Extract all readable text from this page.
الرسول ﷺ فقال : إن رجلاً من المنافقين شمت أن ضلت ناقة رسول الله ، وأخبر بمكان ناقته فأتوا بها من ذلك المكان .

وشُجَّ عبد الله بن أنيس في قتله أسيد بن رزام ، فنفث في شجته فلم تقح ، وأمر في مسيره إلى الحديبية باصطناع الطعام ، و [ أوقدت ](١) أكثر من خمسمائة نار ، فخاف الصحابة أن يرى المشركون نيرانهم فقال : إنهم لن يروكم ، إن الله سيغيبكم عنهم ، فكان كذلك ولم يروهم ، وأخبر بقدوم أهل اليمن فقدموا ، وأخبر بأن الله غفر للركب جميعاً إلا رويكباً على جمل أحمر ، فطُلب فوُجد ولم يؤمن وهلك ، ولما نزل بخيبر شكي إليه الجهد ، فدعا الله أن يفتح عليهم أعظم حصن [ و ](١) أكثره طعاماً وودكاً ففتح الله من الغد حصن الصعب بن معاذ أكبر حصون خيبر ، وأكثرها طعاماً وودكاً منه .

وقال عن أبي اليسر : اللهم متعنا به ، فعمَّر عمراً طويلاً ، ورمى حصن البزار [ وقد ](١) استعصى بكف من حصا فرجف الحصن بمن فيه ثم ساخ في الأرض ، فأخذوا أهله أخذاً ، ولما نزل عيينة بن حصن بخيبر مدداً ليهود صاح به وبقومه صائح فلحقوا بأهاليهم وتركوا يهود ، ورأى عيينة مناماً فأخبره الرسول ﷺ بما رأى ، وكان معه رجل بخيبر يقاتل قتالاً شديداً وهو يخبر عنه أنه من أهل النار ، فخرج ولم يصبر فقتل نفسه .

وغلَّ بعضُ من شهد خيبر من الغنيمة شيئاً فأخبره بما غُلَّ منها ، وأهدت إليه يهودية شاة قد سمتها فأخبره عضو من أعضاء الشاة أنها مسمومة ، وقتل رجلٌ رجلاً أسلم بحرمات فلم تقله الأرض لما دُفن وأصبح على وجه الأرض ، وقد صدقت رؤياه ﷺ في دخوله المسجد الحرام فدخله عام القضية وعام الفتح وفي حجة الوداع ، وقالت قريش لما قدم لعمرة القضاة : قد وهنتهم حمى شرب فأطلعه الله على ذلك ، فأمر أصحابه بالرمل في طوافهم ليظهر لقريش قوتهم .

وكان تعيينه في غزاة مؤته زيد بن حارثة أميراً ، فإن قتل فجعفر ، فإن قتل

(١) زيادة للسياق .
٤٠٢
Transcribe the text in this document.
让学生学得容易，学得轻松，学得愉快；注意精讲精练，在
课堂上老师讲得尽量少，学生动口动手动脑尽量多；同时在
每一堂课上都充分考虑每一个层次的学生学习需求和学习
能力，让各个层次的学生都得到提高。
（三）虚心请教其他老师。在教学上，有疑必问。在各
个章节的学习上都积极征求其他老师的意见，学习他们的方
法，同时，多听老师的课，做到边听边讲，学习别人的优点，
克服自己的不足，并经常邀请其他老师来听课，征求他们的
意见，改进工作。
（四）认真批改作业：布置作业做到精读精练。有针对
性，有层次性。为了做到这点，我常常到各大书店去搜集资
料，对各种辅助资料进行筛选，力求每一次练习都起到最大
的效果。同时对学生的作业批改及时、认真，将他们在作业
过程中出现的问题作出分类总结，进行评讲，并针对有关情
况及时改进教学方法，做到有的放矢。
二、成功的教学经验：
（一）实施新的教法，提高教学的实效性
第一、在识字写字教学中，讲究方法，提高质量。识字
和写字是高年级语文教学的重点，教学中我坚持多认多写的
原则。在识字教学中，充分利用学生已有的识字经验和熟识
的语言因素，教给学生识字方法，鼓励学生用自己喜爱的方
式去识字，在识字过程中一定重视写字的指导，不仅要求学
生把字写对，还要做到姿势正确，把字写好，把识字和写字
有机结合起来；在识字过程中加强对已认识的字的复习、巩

» **Problem statement**:
Faithfully reproduce all of the records, character for character.

» **Response to this exercise**:
Extract all readable text from this page.
الرسول ﷺ فقال : إن رجلاً من المنافقين شمت أن ضلت ناقة رسول الله ، وأخبر بمكان ناقته فأتوا بها من ذلك المكان .

وشُجَّ عبد الله بن أنيس في قتله أسيد بن رزام ، فنفث في شجته فلم تقح ، وأمر في مسيره إلى الحديبية باصطناع الطعام ، و [ أوقدت ](١) أكثر من خمسمائة نار ، فخاف الصحابة أن يرى المشركون نيرانهم فقال : إنهم لن يروكم ، إن الله سيغيبكم عنهم ، فكان كذلك ولم يروهم ، وأخبر بقدوم أهل اليمن فقدموا ، وأخبر بأن الله غفر للركب جميعاً إلا رويكباً على جمل أحمر ، فطُلب فوُجد ولم يؤمن وهلك ، ولما نزل بخيبر شكي إليه الجهد ، فدعا الله أن يفتح عليهم أعظم حصن [ و ](١) أكثره طعاماً وودكاً ففتح الله من الغد حصن الصعب بن معاذ أكبر حصون خيبر ، وأكثرها طعاماً وودكاً منه .

وقال عن أبي اليسر : اللهم متعنا به ، فعمَّر عمراً طويلاً ، ورمى حصن البزار [ وقد ](١) استعصى بكف من حصا فرجف الحصن بمن فيه ثم ساخ في الأرض ، فأخذوا أهله أخذاً ، ولما نزل عيينة بن حصن بخيبر مدداً ليهود صاح به وبقومه صائح فلحقوا بأهاليهم وتركوا يهود ، ورأى عيينة مناماً فأخبره الرسول ﷺ بما رأى ، وكان معه رجل بخيبر يقاتل قتالاً شديداً وهو يخبر عنه أنه من أهل النار ، فخرج ولم يصبر فقتل نفسه .

وغلَّ بعضُ من شهد خيبر من الغنيمة شيئاً فأخبره بما غُلَّ منها ، وأهدت إليه يهودية شاة قد سمتها فأخبره عضو من أعضاء الشاة أنها مسمومة ، وقتل رجلٌ رجلاً أسلم بحرمات فلم تقله الأرض لما دُفن وأصبح على وجه الأرض ، وقد صدقت رؤياه ﷺ في دخوله المسجد الحرام فدخله عام القضية وعام الفتح وفي حجة الوداع ، وقالت قريش لما قدم لعمرة القضاة : قد وهنتهم حمى شرب فأطلعه الله على ذلك ، فأمر أصحابه بالرمل في طوافهم ليظهر لقريش قوتهم .

وكان تعيينه في غزاة مؤته زيد بن حارثة أميراً ، فإن قتل فجعفر ، فإن قتل

(١) زيادة للسياق .
٤٠٢
Transcribe the text in this document.
让学生学得容易，学得轻松，学得愉快；注意精讲精练，在
课堂上老师讲得尽量少，学生动口动手动脑尽量多；同时在
每一堂课上都充分考虑每一个层次的学生学习需求和学习
能力，让各个层次的学生都得到提高。
（三）虚心请教其他老师。在教学上，有疑必问。在各
个章节的学习上都积极征求其他老师的意见，学习他们的方
法，同时，多听老师的课，做到边听边讲，学习别人的优点，
克服自己的不足，并经常邀请其他老师来听课，征求他们的
意见，改进工作。
（四）认真批改作业：布置作业做到精读精练。有针对
性，有层次性。为了做到这点，我常常到各大书店去搜集资
料，对各种辅助资料进行筛选，力求每一次练习都起到最大
的效果。同时对学生的作业批改及时、认真，将他们在作业
过程中出现的问题作出分类总结，进行评讲，并针对有关情
况及时改进教学方法，做到有的放矢。
二、成功的教学经验：
（一）实施新的教法，提高教学的实效性
第一、在识字写字教学中，讲究方法，提高质量。识字
和写字是高年级语文教学的重点，教学中我坚持多认多写的
原则。在识字教学中，充分利用学生已有的识字经验和熟识
的语言因素，教给学生识字方法，鼓励学生用自己喜爱的方
式去识字，在识字过程中一定重视写字的指导，不仅要求学
生把字写对，还要做到姿势正确，把字写好，把识字和写字
有机结合起来；在识字过程中加强对已认识的字的复习、巩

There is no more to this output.